▸ **Task description**: Copy every line of the records below that holds the word "Wolfsbach".

▸ **Data for processing**:
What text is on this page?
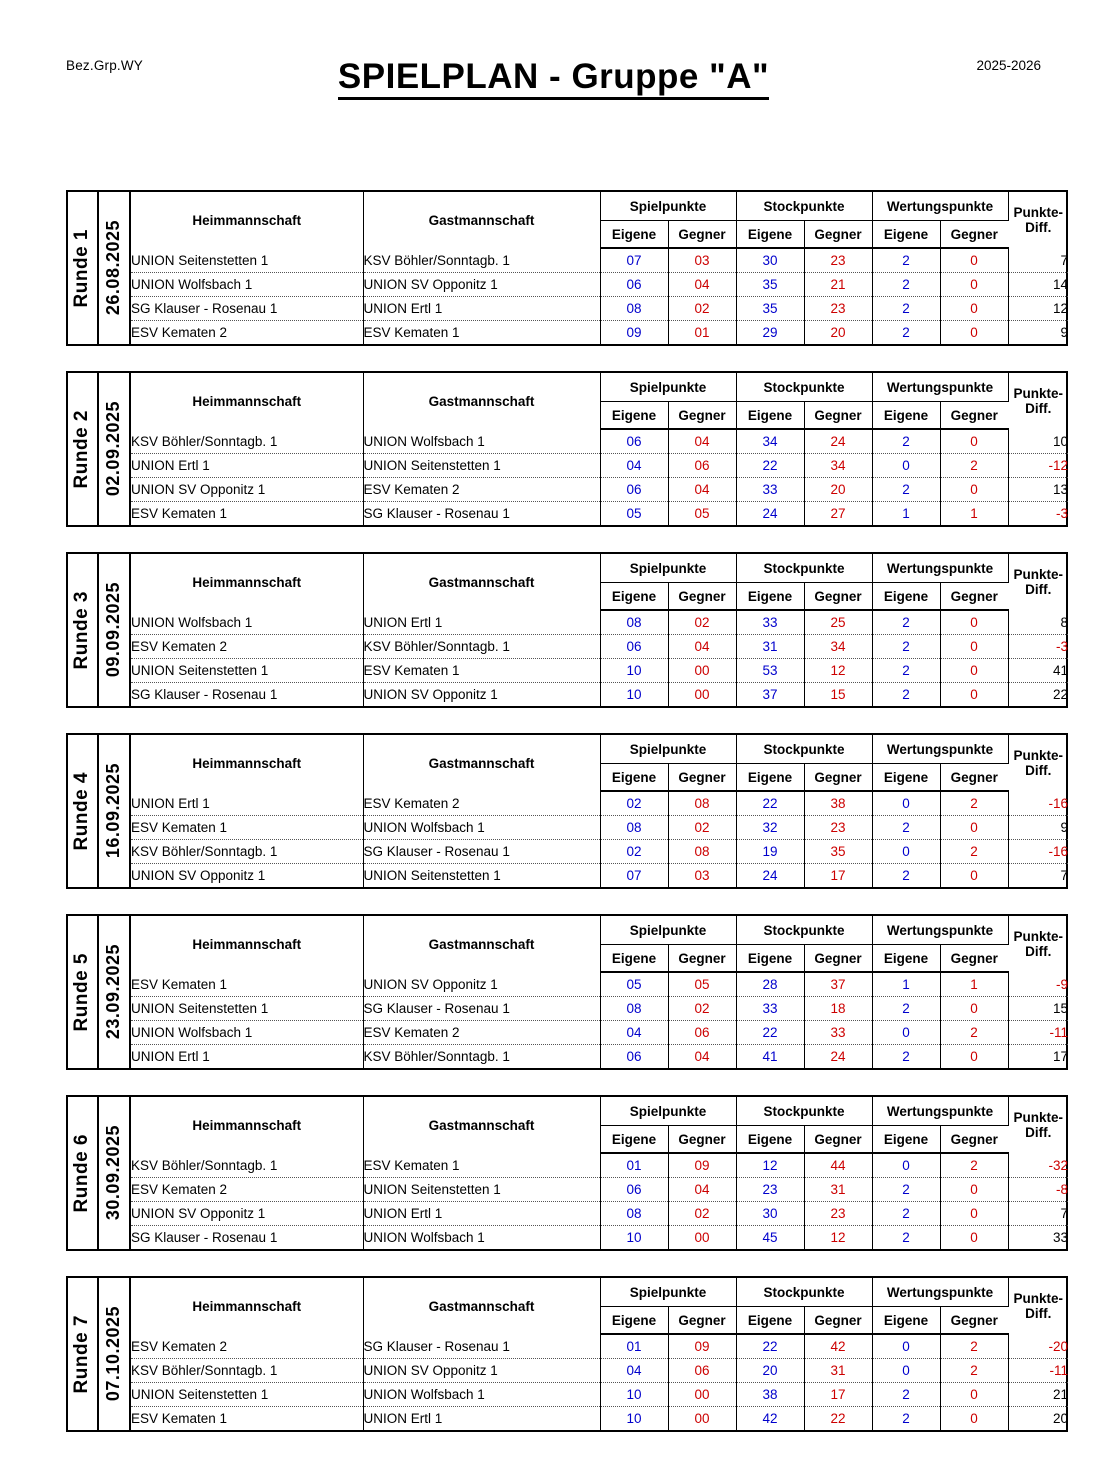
Bez.Grp.WY	SPIELPLAN - Gruppe "A"	2025-2026
Runde 1 26.08.2025
Heimmannschaft	Gastmannschaft	Spielpunkte		Stockpunkte		Wertungspunkte		Punkte-
Diff.
		Eigene	Gegner	Eigene	Gegner	Eigene	Gegner	
UNION Seitenstetten 1	KSV Böhler/Sonntagb. 1	07	03	30	23	2	0	7
UNION Wolfsbach 1	UNION SV Opponitz 1	06	04	35	21	2	0	14
SG Klauser - Rosenau 1	UNION Ertl 1	08	02	35	23	2	0	12
ESV Kematen 2	ESV Kematen 1	09	01	29	20	2	0	9
Runde 2 02.09.2025
Heimmannschaft	Gastmannschaft	Spielpunkte		Stockpunkte		Wertungspunkte		Punkte-
Diff.
		Eigene	Gegner	Eigene	Gegner	Eigene	Gegner	
KSV Böhler/Sonntagb. 1	UNION Wolfsbach 1	06	04	34	24	2	0	10
UNION Ertl 1	UNION Seitenstetten 1	04	06	22	34	0	2	-12
UNION SV Opponitz 1	ESV Kematen 2	06	04	33	20	2	0	13
ESV Kematen 1	SG Klauser - Rosenau 1	05	05	24	27	1	1	-3
Runde 3 09.09.2025
Heimmannschaft	Gastmannschaft	Spielpunkte		Stockpunkte		Wertungspunkte		Punkte-
Diff.
		Eigene	Gegner	Eigene	Gegner	Eigene	Gegner	
UNION Wolfsbach 1	UNION Ertl 1	08	02	33	25	2	0	8
ESV Kematen 2	KSV Böhler/Sonntagb. 1	06	04	31	34	2	0	-3
UNION Seitenstetten 1	ESV Kematen 1	10	00	53	12	2	0	41
SG Klauser - Rosenau 1	UNION SV Opponitz 1	10	00	37	15	2	0	22
Runde 4 16.09.2025
Heimmannschaft	Gastmannschaft	Spielpunkte		Stockpunkte		Wertungspunkte		Punkte-
Diff.
		Eigene	Gegner	Eigene	Gegner	Eigene	Gegner	
UNION Ertl 1	ESV Kematen 2	02	08	22	38	0	2	-16
ESV Kematen 1	UNION Wolfsbach 1	08	02	32	23	2	0	9
KSV Böhler/Sonntagb. 1	SG Klauser - Rosenau 1	02	08	19	35	0	2	-16
UNION SV Opponitz 1	UNION Seitenstetten 1	07	03	24	17	2	0	7
Runde 5 23.09.2025
Heimmannschaft	Gastmannschaft	Spielpunkte		Stockpunkte		Wertungspunkte		Punkte-
Diff.
		Eigene	Gegner	Eigene	Gegner	Eigene	Gegner	
ESV Kematen 1	UNION SV Opponitz 1	05	05	28	37	1	1	-9
UNION Seitenstetten 1	SG Klauser - Rosenau 1	08	02	33	18	2	0	15
UNION Wolfsbach 1	ESV Kematen 2	04	06	22	33	0	2	-11
UNION Ertl 1	KSV Böhler/Sonntagb. 1	06	04	41	24	2	0	17
Runde 6 30.09.2025
Heimmannschaft	Gastmannschaft	Spielpunkte		Stockpunkte		Wertungspunkte		Punkte-
Diff.
		Eigene	Gegner	Eigene	Gegner	Eigene	Gegner	
KSV Böhler/Sonntagb. 1	ESV Kematen 1	01	09	12	44	0	2	-32
ESV Kematen 2	UNION Seitenstetten 1	06	04	23	31	2	0	-8
UNION SV Opponitz 1	UNION Ertl 1	08	02	30	23	2	0	7
SG Klauser - Rosenau 1	UNION Wolfsbach 1	10	00	45	12	2	0	33
Runde 7 07.10.2025
Heimmannschaft	Gastmannschaft	Spielpunkte		Stockpunkte		Wertungspunkte		Punkte-
Diff.
		Eigene	Gegner	Eigene	Gegner	Eigene	Gegner	
ESV Kematen 2	SG Klauser - Rosenau 1	01	09	22	42	0	2	-20
KSV Böhler/Sonntagb. 1	UNION SV Opponitz 1	04	06	20	31	0	2	-11
UNION Seitenstetten 1	UNION Wolfsbach 1	10	00	38	17	2	0	21
ESV Kematen 1	UNION Ertl 1	10	00	42	22	2	0	20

▸ **Right answer**:
UNION Wolfsbach 1	UNION SV Opponitz 1	06	04	35	21	2	0	14
KSV Böhler/Sonntagb. 1	UNION Wolfsbach 1	06	04	34	24	2	0	10
UNION Wolfsbach 1	UNION Ertl 1	08	02	33	25	2	0	8
ESV Kematen 1	UNION Wolfsbach 1	08	02	32	23	2	0	9
UNION Wolfsbach 1	ESV Kematen 2	04	06	22	33	0	2	-11
SG Klauser - Rosenau 1	UNION Wolfsbach 1	10	00	45	12	2	0	33
UNION Seitenstetten 1	UNION Wolfsbach 1	10	00	38	17	2	0	21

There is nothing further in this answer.